**TASK INPUTS:**
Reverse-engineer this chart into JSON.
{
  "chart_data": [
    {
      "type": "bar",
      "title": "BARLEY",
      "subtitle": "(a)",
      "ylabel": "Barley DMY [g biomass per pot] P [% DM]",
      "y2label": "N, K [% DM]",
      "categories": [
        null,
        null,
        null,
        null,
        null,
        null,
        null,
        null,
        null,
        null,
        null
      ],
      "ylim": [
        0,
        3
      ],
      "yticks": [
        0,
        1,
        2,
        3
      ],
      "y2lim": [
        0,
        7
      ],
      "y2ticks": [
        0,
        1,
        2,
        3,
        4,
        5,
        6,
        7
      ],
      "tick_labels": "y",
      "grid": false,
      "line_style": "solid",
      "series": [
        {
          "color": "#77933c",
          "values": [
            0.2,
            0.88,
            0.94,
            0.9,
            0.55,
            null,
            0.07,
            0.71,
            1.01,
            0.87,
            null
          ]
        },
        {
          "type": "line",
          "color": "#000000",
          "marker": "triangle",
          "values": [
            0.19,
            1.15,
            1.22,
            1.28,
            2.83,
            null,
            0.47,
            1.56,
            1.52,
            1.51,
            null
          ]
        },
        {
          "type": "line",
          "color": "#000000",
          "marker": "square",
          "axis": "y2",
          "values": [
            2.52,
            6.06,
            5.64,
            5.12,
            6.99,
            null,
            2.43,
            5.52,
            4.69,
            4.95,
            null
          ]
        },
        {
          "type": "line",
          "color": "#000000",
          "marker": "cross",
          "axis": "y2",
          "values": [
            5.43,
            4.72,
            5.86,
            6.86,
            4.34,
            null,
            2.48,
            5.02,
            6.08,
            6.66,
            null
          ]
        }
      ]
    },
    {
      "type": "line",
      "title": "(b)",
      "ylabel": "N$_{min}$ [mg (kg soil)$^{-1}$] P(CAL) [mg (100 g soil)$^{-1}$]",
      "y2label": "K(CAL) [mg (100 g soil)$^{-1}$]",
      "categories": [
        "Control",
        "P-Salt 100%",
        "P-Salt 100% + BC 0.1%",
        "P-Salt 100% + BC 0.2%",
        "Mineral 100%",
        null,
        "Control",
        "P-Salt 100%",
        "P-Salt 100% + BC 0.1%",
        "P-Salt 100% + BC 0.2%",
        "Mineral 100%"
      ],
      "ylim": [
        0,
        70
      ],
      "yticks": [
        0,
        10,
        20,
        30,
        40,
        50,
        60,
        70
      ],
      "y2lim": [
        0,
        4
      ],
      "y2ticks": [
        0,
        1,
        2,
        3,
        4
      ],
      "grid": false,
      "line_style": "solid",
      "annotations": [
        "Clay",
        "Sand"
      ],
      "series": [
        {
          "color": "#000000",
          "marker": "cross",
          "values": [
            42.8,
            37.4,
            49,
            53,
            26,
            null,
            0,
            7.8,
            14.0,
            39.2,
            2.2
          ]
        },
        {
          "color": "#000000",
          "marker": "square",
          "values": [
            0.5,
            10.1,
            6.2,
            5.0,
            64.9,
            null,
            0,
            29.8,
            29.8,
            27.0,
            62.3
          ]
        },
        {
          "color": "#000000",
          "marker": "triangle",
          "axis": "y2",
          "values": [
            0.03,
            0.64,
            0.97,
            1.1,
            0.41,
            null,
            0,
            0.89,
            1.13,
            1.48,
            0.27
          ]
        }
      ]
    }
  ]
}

**EXERCISE PROMPT:** Write the material out again in its entirety, exactly as shown.

**RESPONSE BELOW:**
Reverse-engineer this chart into JSON.
{
  "chart_data": [
    {
      "type": "bar",
      "title": "BARLEY",
      "subtitle": "(a)",
      "ylabel": "Barley DMY [g biomass per pot] P [% DM]",
      "y2label": "N, K [% DM]",
      "categories": [
        null,
        null,
        null,
        null,
        null,
        null,
        null,
        null,
        null,
        null,
        null
      ],
      "ylim": [
        0,
        3
      ],
      "yticks": [
        0,
        1,
        2,
        3
      ],
      "y2lim": [
        0,
        7
      ],
      "y2ticks": [
        0,
        1,
        2,
        3,
        4,
        5,
        6,
        7
      ],
      "tick_labels": "y",
      "grid": false,
      "line_style": "solid",
      "series": [
        {
          "color": "#77933c",
          "values": [
            0.2,
            0.88,
            0.94,
            0.9,
            0.55,
            null,
            0.07,
            0.71,
            1.01,
            0.87,
            null
          ]
        },
        {
          "type": "line",
          "color": "#000000",
          "marker": "triangle",
          "values": [
            0.19,
            1.15,
            1.22,
            1.28,
            2.83,
            null,
            0.47,
            1.56,
            1.52,
            1.51,
            null
          ]
        },
        {
          "type": "line",
          "color": "#000000",
          "marker": "square",
          "axis": "y2",
          "values": [
            2.52,
            6.06,
            5.64,
            5.12,
            6.99,
            null,
            2.43,
            5.52,
            4.69,
            4.95,
            null
          ]
        },
        {
          "type": "line",
          "color": "#000000",
          "marker": "cross",
          "axis": "y2",
          "values": [
            5.43,
            4.72,
            5.86,
            6.86,
            4.34,
            null,
            2.48,
            5.02,
            6.08,
            6.66,
            null
          ]
        }
      ]
    },
    {
      "type": "line",
      "title": "(b)",
      "ylabel": "N$_{min}$ [mg (kg soil)$^{-1}$] P(CAL) [mg (100 g soil)$^{-1}$]",
      "y2label": "K(CAL) [mg (100 g soil)$^{-1}$]",
      "categories": [
        "Control",
        "P-Salt 100%",
        "P-Salt 100% + BC 0.1%",
        "P-Salt 100% + BC 0.2%",
        "Mineral 100%",
        null,
        "Control",
        "P-Salt 100%",
        "P-Salt 100% + BC 0.1%",
        "P-Salt 100% + BC 0.2%",
        "Mineral 100%"
      ],
      "ylim": [
        0,
        70
      ],
      "yticks": [
        0,
        10,
        20,
        30,
        40,
        50,
        60,
        70
      ],
      "y2lim": [
        0,
        4
      ],
      "y2ticks": [
        0,
        1,
        2,
        3,
        4
      ],
      "grid": false,
      "line_style": "solid",
      "annotations": [
        "Clay",
        "Sand"
      ],
      "series": [
        {
          "color": "#000000",
          "marker": "cross",
          "values": [
            42.8,
            37.4,
            49,
            53,
            26,
            null,
            0,
            7.8,
            14.0,
            39.2,
            2.2
          ]
        },
        {
          "color": "#000000",
          "marker": "square",
          "values": [
            0.5,
            10.1,
            6.2,
            5.0,
            64.9,
            null,
            0,
            29.8,
            29.8,
            27.0,
            62.3
          ]
        },
        {
          "color": "#000000",
          "marker": "triangle",
          "axis": "y2",
          "values": [
            0.03,
            0.64,
            0.97,
            1.1,
            0.41,
            null,
            0,
            0.89,
            1.13,
            1.48,
            0.27
          ]
        }
      ]
    }
  ]
}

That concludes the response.